DATA FOR THE TASK:

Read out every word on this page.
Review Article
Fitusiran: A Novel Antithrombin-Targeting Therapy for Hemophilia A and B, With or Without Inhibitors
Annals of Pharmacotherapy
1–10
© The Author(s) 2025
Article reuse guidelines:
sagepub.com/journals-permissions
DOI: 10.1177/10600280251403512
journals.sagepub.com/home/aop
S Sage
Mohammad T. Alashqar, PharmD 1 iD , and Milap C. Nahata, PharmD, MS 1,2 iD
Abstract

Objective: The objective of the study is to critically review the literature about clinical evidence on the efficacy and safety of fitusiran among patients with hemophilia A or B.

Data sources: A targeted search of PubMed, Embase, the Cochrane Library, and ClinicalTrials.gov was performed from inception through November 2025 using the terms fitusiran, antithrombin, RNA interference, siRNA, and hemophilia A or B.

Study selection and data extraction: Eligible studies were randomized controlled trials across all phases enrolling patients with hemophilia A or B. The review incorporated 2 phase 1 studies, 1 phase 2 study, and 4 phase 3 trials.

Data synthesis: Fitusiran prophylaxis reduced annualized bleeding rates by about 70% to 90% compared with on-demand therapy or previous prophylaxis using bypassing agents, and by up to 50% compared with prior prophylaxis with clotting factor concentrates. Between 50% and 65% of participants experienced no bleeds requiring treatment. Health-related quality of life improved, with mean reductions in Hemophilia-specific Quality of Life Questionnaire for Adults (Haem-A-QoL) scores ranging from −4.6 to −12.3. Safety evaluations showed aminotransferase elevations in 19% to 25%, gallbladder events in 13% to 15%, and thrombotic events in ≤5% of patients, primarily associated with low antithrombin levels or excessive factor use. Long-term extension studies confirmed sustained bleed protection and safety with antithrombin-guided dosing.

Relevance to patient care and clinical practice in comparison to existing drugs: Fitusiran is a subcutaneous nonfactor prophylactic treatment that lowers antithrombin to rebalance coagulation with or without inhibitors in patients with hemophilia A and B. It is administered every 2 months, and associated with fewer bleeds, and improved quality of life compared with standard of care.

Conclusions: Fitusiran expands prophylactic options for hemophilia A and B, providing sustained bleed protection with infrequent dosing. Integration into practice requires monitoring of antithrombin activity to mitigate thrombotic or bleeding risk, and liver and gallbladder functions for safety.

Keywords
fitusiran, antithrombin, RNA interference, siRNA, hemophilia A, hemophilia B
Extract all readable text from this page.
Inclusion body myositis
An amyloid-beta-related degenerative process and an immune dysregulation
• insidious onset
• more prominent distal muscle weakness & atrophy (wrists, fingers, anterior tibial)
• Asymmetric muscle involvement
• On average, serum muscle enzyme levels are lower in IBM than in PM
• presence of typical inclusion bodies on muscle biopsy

WHAT TO DO:
All of the data above should be reproduced word for word.

TASK RESULT:
Read out every word on this page.
Review Article
Fitusiran: A Novel Antithrombin-Targeting Therapy for Hemophilia A and B, With or Without Inhibitors
Annals of Pharmacotherapy
1–10
© The Author(s) 2025
Article reuse guidelines:
sagepub.com/journals-permissions
DOI: 10.1177/10600280251403512
journals.sagepub.com/home/aop
S Sage
Mohammad T. Alashqar, PharmD 1 iD , and Milap C. Nahata, PharmD, MS 1,2 iD
Abstract

Objective: The objective of the study is to critically review the literature about clinical evidence on the efficacy and safety of fitusiran among patients with hemophilia A or B.

Data sources: A targeted search of PubMed, Embase, the Cochrane Library, and ClinicalTrials.gov was performed from inception through November 2025 using the terms fitusiran, antithrombin, RNA interference, siRNA, and hemophilia A or B.

Study selection and data extraction: Eligible studies were randomized controlled trials across all phases enrolling patients with hemophilia A or B. The review incorporated 2 phase 1 studies, 1 phase 2 study, and 4 phase 3 trials.

Data synthesis: Fitusiran prophylaxis reduced annualized bleeding rates by about 70% to 90% compared with on-demand therapy or previous prophylaxis using bypassing agents, and by up to 50% compared with prior prophylaxis with clotting factor concentrates. Between 50% and 65% of participants experienced no bleeds requiring treatment. Health-related quality of life improved, with mean reductions in Hemophilia-specific Quality of Life Questionnaire for Adults (Haem-A-QoL) scores ranging from −4.6 to −12.3. Safety evaluations showed aminotransferase elevations in 19% to 25%, gallbladder events in 13% to 15%, and thrombotic events in ≤5% of patients, primarily associated with low antithrombin levels or excessive factor use. Long-term extension studies confirmed sustained bleed protection and safety with antithrombin-guided dosing.

Relevance to patient care and clinical practice in comparison to existing drugs: Fitusiran is a subcutaneous nonfactor prophylactic treatment that lowers antithrombin to rebalance coagulation with or without inhibitors in patients with hemophilia A and B. It is administered every 2 months, and associated with fewer bleeds, and improved quality of life compared with standard of care.

Conclusions: Fitusiran expands prophylactic options for hemophilia A and B, providing sustained bleed protection with infrequent dosing. Integration into practice requires monitoring of antithrombin activity to mitigate thrombotic or bleeding risk, and liver and gallbladder functions for safety.

Keywords
fitusiran, antithrombin, RNA interference, siRNA, hemophilia A, hemophilia B
Extract all readable text from this page.
Inclusion body myositis
An amyloid-beta-related degenerative process and an immune dysregulation
• insidious onset
• more prominent distal muscle weakness & atrophy (wrists, fingers, anterior tibial)
• Asymmetric muscle involvement
• On average, serum muscle enzyme levels are lower in IBM than in PM
• presence of typical inclusion bodies on muscle biopsy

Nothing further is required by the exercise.